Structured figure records
-----

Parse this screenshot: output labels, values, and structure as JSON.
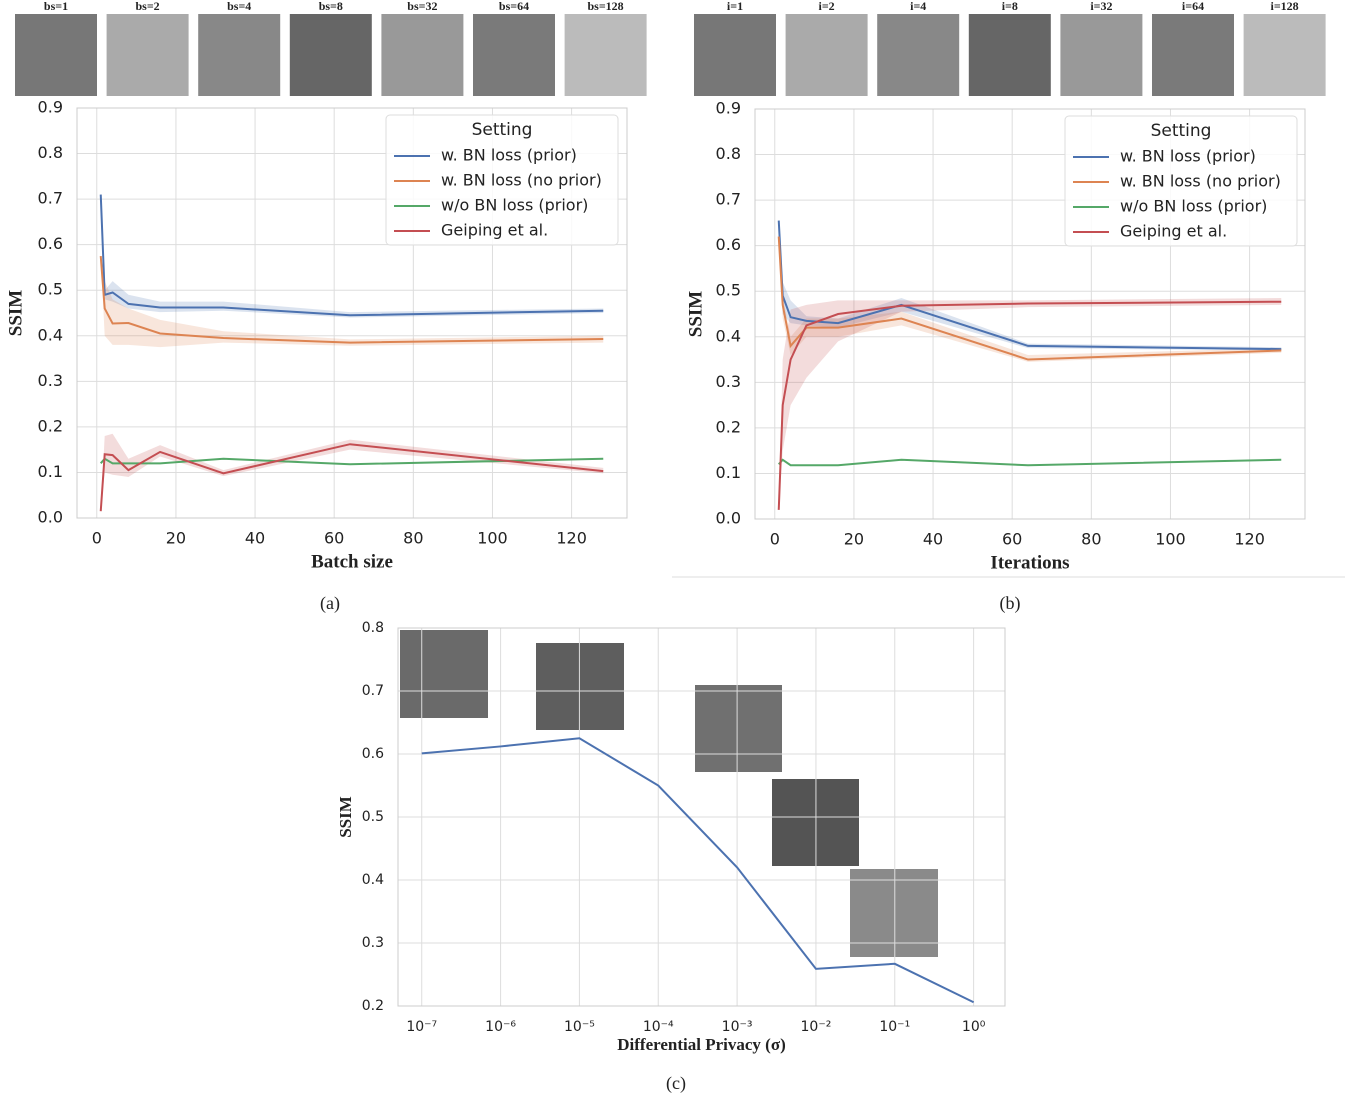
{
  "chart_data": [
    {
      "type": "line",
      "caption": "(a)",
      "xlabel": "Batch size",
      "ylabel": "SSIM",
      "thumbnail_labels": [
        "bs=1",
        "bs=2",
        "bs=4",
        "bs=8",
        "bs=32",
        "bs=64",
        "bs=128"
      ],
      "x": [
        1,
        2,
        4,
        8,
        16,
        32,
        64,
        128
      ],
      "xlim": [
        -5,
        134
      ],
      "xticks": [
        0,
        20,
        40,
        60,
        80,
        100,
        120
      ],
      "ylim": [
        0,
        0.9
      ],
      "yticks": [
        {
          "value": 0,
          "label": "0.0"
        },
        0.1,
        0.2,
        0.3,
        0.4,
        0.5,
        0.6,
        0.7,
        0.8,
        0.9
      ],
      "grid": true,
      "legend_title": "Setting",
      "legend_position": "upper right",
      "series": [
        {
          "name": "w. BN loss (prior)",
          "color": "#4c72b0",
          "values": [
            0.71,
            0.49,
            0.495,
            0.47,
            0.462,
            0.462,
            0.445,
            0.455
          ],
          "lower": [
            0.71,
            0.48,
            0.475,
            0.46,
            0.452,
            0.455,
            0.44,
            0.45
          ],
          "upper": [
            0.71,
            0.5,
            0.52,
            0.49,
            0.475,
            0.475,
            0.452,
            0.46
          ]
        },
        {
          "name": "w. BN loss (no prior)",
          "color": "#dd8452",
          "values": [
            0.575,
            0.46,
            0.427,
            0.428,
            0.405,
            0.395,
            0.385,
            0.393
          ],
          "lower": [
            0.575,
            0.4,
            0.38,
            0.38,
            0.375,
            0.385,
            0.378,
            0.385
          ],
          "upper": [
            0.575,
            0.52,
            0.48,
            0.46,
            0.435,
            0.41,
            0.392,
            0.4
          ]
        },
        {
          "name": "w/o BN loss (prior)",
          "color": "#55a868",
          "values": [
            0.12,
            0.13,
            0.12,
            0.12,
            0.12,
            0.13,
            0.118,
            0.13
          ]
        },
        {
          "name": "Geiping et al.",
          "color": "#c44e52",
          "values": [
            0.015,
            0.14,
            0.138,
            0.105,
            0.145,
            0.098,
            0.162,
            0.103
          ],
          "lower": [
            0.015,
            0.1,
            0.095,
            0.09,
            0.135,
            0.092,
            0.15,
            0.098
          ],
          "upper": [
            0.015,
            0.18,
            0.185,
            0.13,
            0.16,
            0.105,
            0.172,
            0.11
          ]
        }
      ]
    },
    {
      "type": "line",
      "caption": "(b)",
      "xlabel": "Iterations",
      "ylabel": "SSIM",
      "thumbnail_labels": [
        "i=1",
        "i=2",
        "i=4",
        "i=8",
        "i=32",
        "i=64",
        "i=128"
      ],
      "x": [
        1,
        2,
        4,
        8,
        16,
        32,
        64,
        128
      ],
      "xlim": [
        -5,
        134
      ],
      "xticks": [
        0,
        20,
        40,
        60,
        80,
        100,
        120
      ],
      "ylim": [
        0,
        0.9
      ],
      "yticks": [
        {
          "value": 0,
          "label": "0.0"
        },
        0.1,
        0.2,
        0.3,
        0.4,
        0.5,
        0.6,
        0.7,
        0.8,
        0.9
      ],
      "grid": true,
      "legend_title": "Setting",
      "legend_position": "upper right",
      "series": [
        {
          "name": "w. BN loss (prior)",
          "color": "#4c72b0",
          "values": [
            0.655,
            0.49,
            0.443,
            0.435,
            0.43,
            0.47,
            0.38,
            0.373
          ],
          "lower": [
            0.655,
            0.45,
            0.43,
            0.425,
            0.42,
            0.455,
            0.375,
            0.37
          ],
          "upper": [
            0.655,
            0.52,
            0.48,
            0.445,
            0.44,
            0.485,
            0.385,
            0.377
          ]
        },
        {
          "name": "w. BN loss (no prior)",
          "color": "#dd8452",
          "values": [
            0.62,
            0.47,
            0.38,
            0.42,
            0.42,
            0.44,
            0.35,
            0.37
          ],
          "lower": [
            0.62,
            0.44,
            0.36,
            0.4,
            0.4,
            0.425,
            0.345,
            0.365
          ],
          "upper": [
            0.62,
            0.49,
            0.4,
            0.44,
            0.44,
            0.455,
            0.36,
            0.375
          ]
        },
        {
          "name": "w/o BN loss (prior)",
          "color": "#55a868",
          "values": [
            0.12,
            0.13,
            0.118,
            0.118,
            0.118,
            0.13,
            0.118,
            0.13
          ]
        },
        {
          "name": "Geiping et al.",
          "color": "#c44e52",
          "values": [
            0.02,
            0.25,
            0.35,
            0.425,
            0.45,
            0.468,
            0.473,
            0.477
          ],
          "lower": [
            0.02,
            0.15,
            0.25,
            0.31,
            0.39,
            0.455,
            0.465,
            0.47
          ],
          "upper": [
            0.02,
            0.35,
            0.46,
            0.47,
            0.48,
            0.48,
            0.48,
            0.485
          ]
        }
      ]
    },
    {
      "type": "line",
      "caption": "(c)",
      "xlabel": "Differential Privacy (σ)",
      "ylabel": "SSIM",
      "xscale": "log",
      "x": [
        1e-07,
        1e-06,
        1e-05,
        0.0001,
        0.001,
        0.01,
        0.1,
        1
      ],
      "xlim": [
        5e-08,
        2.5
      ],
      "xticks": [
        {
          "value": 1e-07,
          "label": "10⁻⁷"
        },
        {
          "value": 1e-06,
          "label": "10⁻⁶"
        },
        {
          "value": 1e-05,
          "label": "10⁻⁵"
        },
        {
          "value": 0.0001,
          "label": "10⁻⁴"
        },
        {
          "value": 0.001,
          "label": "10⁻³"
        },
        {
          "value": 0.01,
          "label": "10⁻²"
        },
        {
          "value": 0.1,
          "label": "10⁻¹"
        },
        {
          "value": 1,
          "label": "10⁰"
        }
      ],
      "ylim": [
        0.2,
        0.8
      ],
      "yticks": [
        0.2,
        0.3,
        0.4,
        0.5,
        0.6,
        0.7,
        0.8
      ],
      "grid": true,
      "color": "#4c72b0",
      "values": [
        0.601,
        0.612,
        0.625,
        0.55,
        0.42,
        0.259,
        0.267,
        0.206
      ]
    }
  ]
}
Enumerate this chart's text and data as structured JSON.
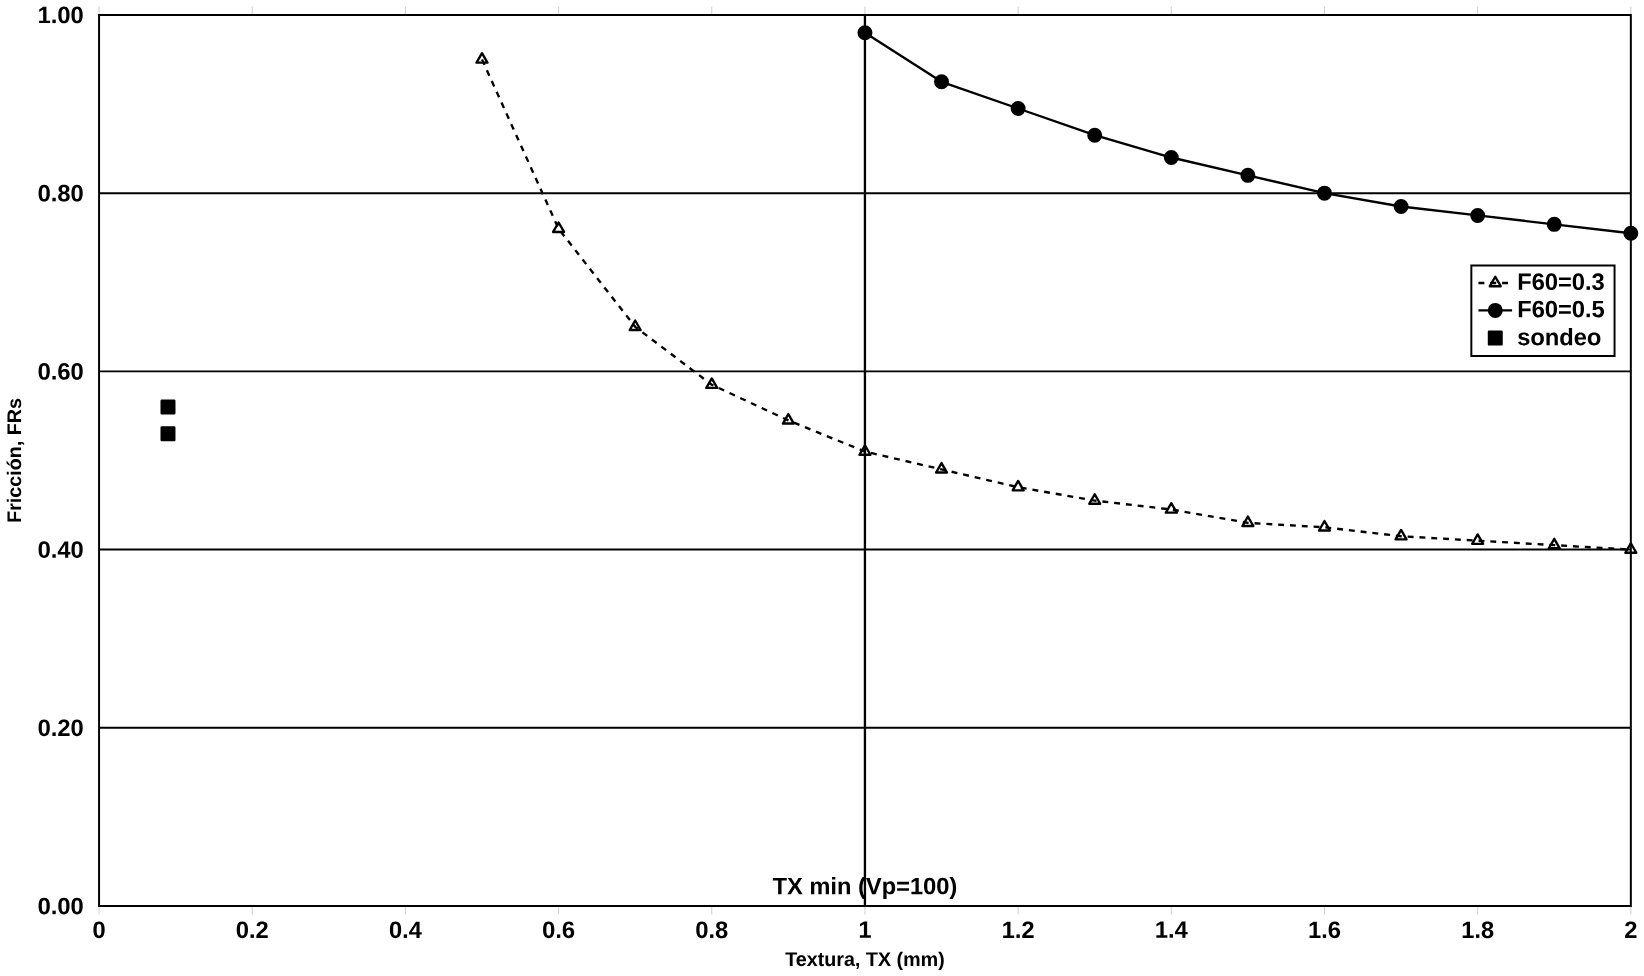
{
  "chart_data": {
    "type": "line",
    "xlabel": "Textura, TX (mm)",
    "ylabel": "Fricción, FRs",
    "xlim": [
      0,
      2
    ],
    "ylim": [
      0,
      1
    ],
    "xticks": [
      0,
      0.2,
      0.4,
      0.6,
      0.8,
      1,
      1.2,
      1.4,
      1.6,
      1.8,
      2
    ],
    "yticks": [
      {
        "value": 0,
        "label": "0.00"
      },
      {
        "value": 0.2,
        "label": "0.20"
      },
      {
        "value": 0.4,
        "label": "0.40"
      },
      {
        "value": 0.6,
        "label": "0.60"
      },
      {
        "value": 0.8,
        "label": "0.80"
      },
      {
        "value": 1,
        "label": "1.00"
      }
    ],
    "grid": "y",
    "legend": "right",
    "ref_lines": [
      {
        "axis": "x",
        "value": 1,
        "label": "TX min (Vp=100)",
        "color": "#000000"
      }
    ],
    "series": [
      {
        "name": "F60=0.3",
        "color": "#000000",
        "marker": "triangle",
        "line_style": "dashed",
        "x": [
          0.5,
          0.6,
          0.7,
          0.8,
          0.9,
          1.0,
          1.1,
          1.2,
          1.3,
          1.4,
          1.5,
          1.6,
          1.7,
          1.8,
          1.9,
          2.0
        ],
        "values": [
          0.95,
          0.76,
          0.65,
          0.585,
          0.545,
          0.51,
          0.49,
          0.47,
          0.455,
          0.445,
          0.43,
          0.425,
          0.415,
          0.41,
          0.405,
          0.4
        ]
      },
      {
        "name": "F60=0.5",
        "color": "#000000",
        "marker": "circle",
        "line_style": "solid",
        "x": [
          1.0,
          1.1,
          1.2,
          1.3,
          1.4,
          1.5,
          1.6,
          1.7,
          1.8,
          1.9,
          2.0
        ],
        "values": [
          0.98,
          0.925,
          0.895,
          0.865,
          0.84,
          0.82,
          0.8,
          0.785,
          0.775,
          0.765,
          0.755
        ]
      },
      {
        "name": "sondeo",
        "type": "scatter",
        "color": "#000000",
        "marker": "square",
        "x": [
          0.09,
          0.09
        ],
        "values": [
          0.56,
          0.53
        ]
      }
    ]
  }
}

-----

§ **Direction**
List every line above that holds the word "xlabel".

§ **Result for this task**
      "xlabel": "Batch size",
      "xlabel": "Iterations",
      "xlabel": "Differential Privacy (σ)",
    "xlabel": "Textura, TX (mm)",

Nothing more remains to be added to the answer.